:: What is needed ::
Find each line with the string "amount" and report it.

:: Data for processing ::

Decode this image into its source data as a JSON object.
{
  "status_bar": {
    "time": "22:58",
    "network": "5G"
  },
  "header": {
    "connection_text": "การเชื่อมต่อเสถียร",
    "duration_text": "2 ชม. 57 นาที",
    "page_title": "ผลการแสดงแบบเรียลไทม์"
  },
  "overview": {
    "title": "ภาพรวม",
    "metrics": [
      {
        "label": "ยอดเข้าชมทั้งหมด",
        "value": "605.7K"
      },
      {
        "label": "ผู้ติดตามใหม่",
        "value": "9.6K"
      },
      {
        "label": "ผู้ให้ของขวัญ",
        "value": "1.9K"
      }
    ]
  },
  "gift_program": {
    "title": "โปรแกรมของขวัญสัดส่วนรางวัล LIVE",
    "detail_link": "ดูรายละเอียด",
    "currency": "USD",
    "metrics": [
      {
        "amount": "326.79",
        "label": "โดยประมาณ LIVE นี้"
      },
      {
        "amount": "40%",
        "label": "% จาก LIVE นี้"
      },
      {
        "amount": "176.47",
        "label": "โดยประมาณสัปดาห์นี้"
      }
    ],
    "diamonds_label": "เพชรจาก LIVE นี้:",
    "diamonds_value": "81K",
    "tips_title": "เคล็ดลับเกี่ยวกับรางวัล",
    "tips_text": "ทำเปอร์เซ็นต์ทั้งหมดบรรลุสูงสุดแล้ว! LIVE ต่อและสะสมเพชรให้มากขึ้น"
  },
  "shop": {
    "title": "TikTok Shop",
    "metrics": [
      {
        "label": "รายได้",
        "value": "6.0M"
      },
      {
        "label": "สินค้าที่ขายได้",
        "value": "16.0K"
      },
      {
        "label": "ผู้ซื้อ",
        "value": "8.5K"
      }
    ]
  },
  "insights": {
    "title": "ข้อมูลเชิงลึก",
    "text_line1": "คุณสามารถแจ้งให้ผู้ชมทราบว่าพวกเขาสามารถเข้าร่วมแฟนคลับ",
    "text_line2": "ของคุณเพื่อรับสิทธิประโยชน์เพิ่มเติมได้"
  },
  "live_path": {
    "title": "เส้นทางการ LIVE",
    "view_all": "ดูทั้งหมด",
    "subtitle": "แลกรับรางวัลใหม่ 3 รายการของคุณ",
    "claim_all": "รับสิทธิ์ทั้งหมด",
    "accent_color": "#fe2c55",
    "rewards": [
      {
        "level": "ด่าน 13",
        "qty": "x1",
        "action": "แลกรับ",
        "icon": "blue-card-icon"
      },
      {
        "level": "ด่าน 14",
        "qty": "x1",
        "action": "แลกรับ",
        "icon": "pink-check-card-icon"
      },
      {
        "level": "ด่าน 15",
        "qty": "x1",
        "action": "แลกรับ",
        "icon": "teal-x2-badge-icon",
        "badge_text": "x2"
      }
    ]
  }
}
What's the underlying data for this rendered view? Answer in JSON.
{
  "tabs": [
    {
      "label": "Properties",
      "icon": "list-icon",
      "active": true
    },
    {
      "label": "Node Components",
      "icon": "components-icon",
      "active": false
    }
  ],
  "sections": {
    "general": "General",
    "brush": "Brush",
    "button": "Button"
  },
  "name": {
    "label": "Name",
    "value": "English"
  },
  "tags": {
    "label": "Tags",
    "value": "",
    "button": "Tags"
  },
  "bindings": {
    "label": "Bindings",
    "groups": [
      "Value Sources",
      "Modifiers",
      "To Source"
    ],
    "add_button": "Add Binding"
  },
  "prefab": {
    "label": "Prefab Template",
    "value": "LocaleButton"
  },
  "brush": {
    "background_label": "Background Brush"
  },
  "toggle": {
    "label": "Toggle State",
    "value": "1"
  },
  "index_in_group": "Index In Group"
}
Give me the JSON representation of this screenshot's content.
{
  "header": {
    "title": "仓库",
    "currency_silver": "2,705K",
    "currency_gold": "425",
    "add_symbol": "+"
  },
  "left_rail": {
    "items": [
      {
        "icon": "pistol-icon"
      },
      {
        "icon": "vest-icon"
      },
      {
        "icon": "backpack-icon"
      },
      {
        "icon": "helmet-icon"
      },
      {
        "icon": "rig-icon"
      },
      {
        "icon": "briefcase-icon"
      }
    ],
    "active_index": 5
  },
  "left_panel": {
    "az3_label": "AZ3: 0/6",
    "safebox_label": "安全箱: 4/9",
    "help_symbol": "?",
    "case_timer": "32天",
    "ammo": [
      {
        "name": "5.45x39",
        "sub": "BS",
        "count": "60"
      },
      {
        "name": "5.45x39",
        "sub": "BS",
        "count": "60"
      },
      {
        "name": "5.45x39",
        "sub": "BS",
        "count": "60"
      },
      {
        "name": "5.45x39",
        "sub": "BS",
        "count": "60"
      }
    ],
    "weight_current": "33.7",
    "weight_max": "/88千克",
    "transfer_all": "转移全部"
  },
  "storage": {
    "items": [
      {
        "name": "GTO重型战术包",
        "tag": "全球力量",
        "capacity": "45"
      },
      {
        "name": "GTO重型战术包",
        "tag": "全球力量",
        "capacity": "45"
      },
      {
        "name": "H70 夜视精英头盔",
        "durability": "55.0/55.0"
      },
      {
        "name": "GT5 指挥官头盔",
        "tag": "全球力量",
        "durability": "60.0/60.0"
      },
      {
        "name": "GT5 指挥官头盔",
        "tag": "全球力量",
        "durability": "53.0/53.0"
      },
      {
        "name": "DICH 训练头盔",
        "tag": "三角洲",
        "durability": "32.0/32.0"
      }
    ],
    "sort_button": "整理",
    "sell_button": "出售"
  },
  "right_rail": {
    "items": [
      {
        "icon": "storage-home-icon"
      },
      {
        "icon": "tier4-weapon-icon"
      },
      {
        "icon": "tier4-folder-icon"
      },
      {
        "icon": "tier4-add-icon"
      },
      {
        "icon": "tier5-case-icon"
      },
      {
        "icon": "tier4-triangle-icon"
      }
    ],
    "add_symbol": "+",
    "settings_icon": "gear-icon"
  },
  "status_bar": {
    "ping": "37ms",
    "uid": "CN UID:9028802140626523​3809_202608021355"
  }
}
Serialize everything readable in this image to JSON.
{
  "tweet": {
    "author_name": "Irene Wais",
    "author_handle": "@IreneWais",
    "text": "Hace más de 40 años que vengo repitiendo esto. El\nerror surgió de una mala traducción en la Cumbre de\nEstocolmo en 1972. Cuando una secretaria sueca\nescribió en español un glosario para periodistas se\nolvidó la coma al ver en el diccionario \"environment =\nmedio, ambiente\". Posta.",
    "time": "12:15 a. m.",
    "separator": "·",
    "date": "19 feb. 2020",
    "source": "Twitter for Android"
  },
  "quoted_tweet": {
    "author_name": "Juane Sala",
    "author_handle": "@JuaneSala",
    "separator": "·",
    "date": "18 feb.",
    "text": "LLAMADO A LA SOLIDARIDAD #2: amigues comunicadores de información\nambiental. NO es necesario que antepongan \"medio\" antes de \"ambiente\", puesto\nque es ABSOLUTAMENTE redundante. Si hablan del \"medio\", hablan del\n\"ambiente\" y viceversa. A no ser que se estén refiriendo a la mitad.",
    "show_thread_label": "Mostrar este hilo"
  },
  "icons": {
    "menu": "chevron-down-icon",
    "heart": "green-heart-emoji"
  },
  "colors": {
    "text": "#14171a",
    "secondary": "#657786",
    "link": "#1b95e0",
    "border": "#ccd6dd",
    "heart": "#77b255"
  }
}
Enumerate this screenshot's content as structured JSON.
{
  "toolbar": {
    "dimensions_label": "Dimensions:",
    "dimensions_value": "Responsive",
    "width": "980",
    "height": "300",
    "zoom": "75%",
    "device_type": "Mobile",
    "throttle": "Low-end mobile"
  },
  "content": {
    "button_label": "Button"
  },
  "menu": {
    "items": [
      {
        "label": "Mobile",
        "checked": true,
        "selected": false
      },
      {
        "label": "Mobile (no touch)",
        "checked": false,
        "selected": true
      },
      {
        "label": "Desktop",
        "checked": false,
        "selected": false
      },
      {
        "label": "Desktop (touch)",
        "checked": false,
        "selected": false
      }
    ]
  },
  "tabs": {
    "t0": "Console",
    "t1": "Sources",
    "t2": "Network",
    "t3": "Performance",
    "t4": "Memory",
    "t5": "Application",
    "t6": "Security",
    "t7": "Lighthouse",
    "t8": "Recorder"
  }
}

:: Worked answer ::
        "amount": "326.79",
        "amount": "40%",
        "amount": "176.47",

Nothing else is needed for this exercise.